◆ TO BE DONE
Copy out all the records exactly.
--------------------
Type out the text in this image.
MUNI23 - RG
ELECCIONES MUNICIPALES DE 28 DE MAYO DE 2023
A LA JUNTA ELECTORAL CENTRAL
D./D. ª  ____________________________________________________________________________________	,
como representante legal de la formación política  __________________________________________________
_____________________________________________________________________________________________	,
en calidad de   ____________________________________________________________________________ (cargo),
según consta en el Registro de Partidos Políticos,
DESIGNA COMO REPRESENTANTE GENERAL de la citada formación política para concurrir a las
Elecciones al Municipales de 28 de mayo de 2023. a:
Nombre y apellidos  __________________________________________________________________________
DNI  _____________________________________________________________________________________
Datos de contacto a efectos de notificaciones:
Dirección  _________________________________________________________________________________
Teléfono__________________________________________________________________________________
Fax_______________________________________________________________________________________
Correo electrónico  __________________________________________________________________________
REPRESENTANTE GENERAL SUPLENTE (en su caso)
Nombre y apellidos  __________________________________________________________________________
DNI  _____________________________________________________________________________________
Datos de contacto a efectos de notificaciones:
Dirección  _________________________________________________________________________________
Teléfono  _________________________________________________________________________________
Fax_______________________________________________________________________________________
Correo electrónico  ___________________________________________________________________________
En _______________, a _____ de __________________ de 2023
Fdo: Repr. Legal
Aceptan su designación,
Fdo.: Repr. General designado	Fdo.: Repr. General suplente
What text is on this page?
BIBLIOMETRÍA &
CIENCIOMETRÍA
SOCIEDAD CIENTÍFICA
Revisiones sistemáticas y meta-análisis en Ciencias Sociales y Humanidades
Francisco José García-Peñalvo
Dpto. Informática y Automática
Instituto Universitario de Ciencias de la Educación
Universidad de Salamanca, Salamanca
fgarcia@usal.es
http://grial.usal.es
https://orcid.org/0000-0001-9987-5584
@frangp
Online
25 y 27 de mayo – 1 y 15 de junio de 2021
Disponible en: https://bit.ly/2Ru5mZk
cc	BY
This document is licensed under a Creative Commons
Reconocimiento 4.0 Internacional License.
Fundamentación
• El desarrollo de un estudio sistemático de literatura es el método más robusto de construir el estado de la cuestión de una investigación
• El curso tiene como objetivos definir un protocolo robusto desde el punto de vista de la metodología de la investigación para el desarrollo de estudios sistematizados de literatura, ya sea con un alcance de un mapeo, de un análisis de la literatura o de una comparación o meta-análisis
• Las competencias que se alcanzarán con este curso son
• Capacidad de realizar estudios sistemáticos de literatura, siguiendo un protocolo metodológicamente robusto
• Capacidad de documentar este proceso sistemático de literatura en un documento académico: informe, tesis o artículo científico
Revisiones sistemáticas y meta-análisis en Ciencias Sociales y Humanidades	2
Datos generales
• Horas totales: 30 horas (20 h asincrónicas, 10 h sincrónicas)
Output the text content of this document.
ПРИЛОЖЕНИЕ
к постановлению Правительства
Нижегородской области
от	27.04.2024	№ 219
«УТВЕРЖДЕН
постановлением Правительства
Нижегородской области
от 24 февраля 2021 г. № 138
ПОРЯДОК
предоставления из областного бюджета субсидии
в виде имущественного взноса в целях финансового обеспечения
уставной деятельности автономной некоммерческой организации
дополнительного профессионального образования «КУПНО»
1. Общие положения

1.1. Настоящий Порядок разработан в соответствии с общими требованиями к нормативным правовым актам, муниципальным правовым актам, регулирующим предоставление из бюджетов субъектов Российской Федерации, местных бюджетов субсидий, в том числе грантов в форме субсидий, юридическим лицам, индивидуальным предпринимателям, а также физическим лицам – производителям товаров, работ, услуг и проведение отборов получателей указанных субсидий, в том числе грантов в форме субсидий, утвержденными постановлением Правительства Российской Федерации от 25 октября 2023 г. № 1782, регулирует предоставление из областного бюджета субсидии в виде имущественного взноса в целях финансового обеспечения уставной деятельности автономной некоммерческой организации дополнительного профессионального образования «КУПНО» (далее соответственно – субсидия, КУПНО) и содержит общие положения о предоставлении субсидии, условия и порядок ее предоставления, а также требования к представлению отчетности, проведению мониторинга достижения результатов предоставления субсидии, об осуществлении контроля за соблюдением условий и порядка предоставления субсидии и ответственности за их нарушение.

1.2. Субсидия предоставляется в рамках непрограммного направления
--------------------
◆ ANSWER TO THE PROBLEM
Type out the text in this image.
MUNI23 - RG
ELECCIONES MUNICIPALES DE 28 DE MAYO DE 2023
A LA JUNTA ELECTORAL CENTRAL
D./D. ª  ____________________________________________________________________________________	,
como representante legal de la formación política  __________________________________________________
_____________________________________________________________________________________________	,
en calidad de   ____________________________________________________________________________ (cargo),
según consta en el Registro de Partidos Políticos,
DESIGNA COMO REPRESENTANTE GENERAL de la citada formación política para concurrir a las
Elecciones al Municipales de 28 de mayo de 2023. a:
Nombre y apellidos  __________________________________________________________________________
DNI  _____________________________________________________________________________________
Datos de contacto a efectos de notificaciones:
Dirección  _________________________________________________________________________________
Teléfono__________________________________________________________________________________
Fax_______________________________________________________________________________________
Correo electrónico  __________________________________________________________________________
REPRESENTANTE GENERAL SUPLENTE (en su caso)
Nombre y apellidos  __________________________________________________________________________
DNI  _____________________________________________________________________________________
Datos de contacto a efectos de notificaciones:
Dirección  _________________________________________________________________________________
Teléfono  _________________________________________________________________________________
Fax_______________________________________________________________________________________
Correo electrónico  ___________________________________________________________________________
En _______________, a _____ de __________________ de 2023
Fdo: Repr. Legal
Aceptan su designación,
Fdo.: Repr. General designado	Fdo.: Repr. General suplente
What text is on this page?
BIBLIOMETRÍA &
CIENCIOMETRÍA
SOCIEDAD CIENTÍFICA
Revisiones sistemáticas y meta-análisis en Ciencias Sociales y Humanidades
Francisco José García-Peñalvo
Dpto. Informática y Automática
Instituto Universitario de Ciencias de la Educación
Universidad de Salamanca, Salamanca
fgarcia@usal.es
http://grial.usal.es
https://orcid.org/0000-0001-9987-5584
@frangp
Online
25 y 27 de mayo – 1 y 15 de junio de 2021
Disponible en: https://bit.ly/2Ru5mZk
cc	BY
This document is licensed under a Creative Commons
Reconocimiento 4.0 Internacional License.
Fundamentación
• El desarrollo de un estudio sistemático de literatura es el método más robusto de construir el estado de la cuestión de una investigación
• El curso tiene como objetivos definir un protocolo robusto desde el punto de vista de la metodología de la investigación para el desarrollo de estudios sistematizados de literatura, ya sea con un alcance de un mapeo, de un análisis de la literatura o de una comparación o meta-análisis
• Las competencias que se alcanzarán con este curso son
• Capacidad de realizar estudios sistemáticos de literatura, siguiendo un protocolo metodológicamente robusto
• Capacidad de documentar este proceso sistemático de literatura en un documento académico: informe, tesis o artículo científico
Revisiones sistemáticas y meta-análisis en Ciencias Sociales y Humanidades	2
Datos generales
• Horas totales: 30 horas (20 h asincrónicas, 10 h sincrónicas)
Output the text content of this document.
ПРИЛОЖЕНИЕ
к постановлению Правительства
Нижегородской области
от	27.04.2024	№ 219
«УТВЕРЖДЕН
постановлением Правительства
Нижегородской области
от 24 февраля 2021 г. № 138
ПОРЯДОК
предоставления из областного бюджета субсидии
в виде имущественного взноса в целях финансового обеспечения
уставной деятельности автономной некоммерческой организации
дополнительного профессионального образования «КУПНО»
1. Общие положения

1.1. Настоящий Порядок разработан в соответствии с общими требованиями к нормативным правовым актам, муниципальным правовым актам, регулирующим предоставление из бюджетов субъектов Российской Федерации, местных бюджетов субсидий, в том числе грантов в форме субсидий, юридическим лицам, индивидуальным предпринимателям, а также физическим лицам – производителям товаров, работ, услуг и проведение отборов получателей указанных субсидий, в том числе грантов в форме субсидий, утвержденными постановлением Правительства Российской Федерации от 25 октября 2023 г. № 1782, регулирует предоставление из областного бюджета субсидии в виде имущественного взноса в целях финансового обеспечения уставной деятельности автономной некоммерческой организации дополнительного профессионального образования «КУПНО» (далее соответственно – субсидия, КУПНО) и содержит общие положения о предоставлении субсидии, условия и порядок ее предоставления, а также требования к представлению отчетности, проведению мониторинга достижения результатов предоставления субсидии, об осуществлении контроля за соблюдением условий и порядка предоставления субсидии и ответственности за их нарушение.

1.2. Субсидия предоставляется в рамках непрограммного направления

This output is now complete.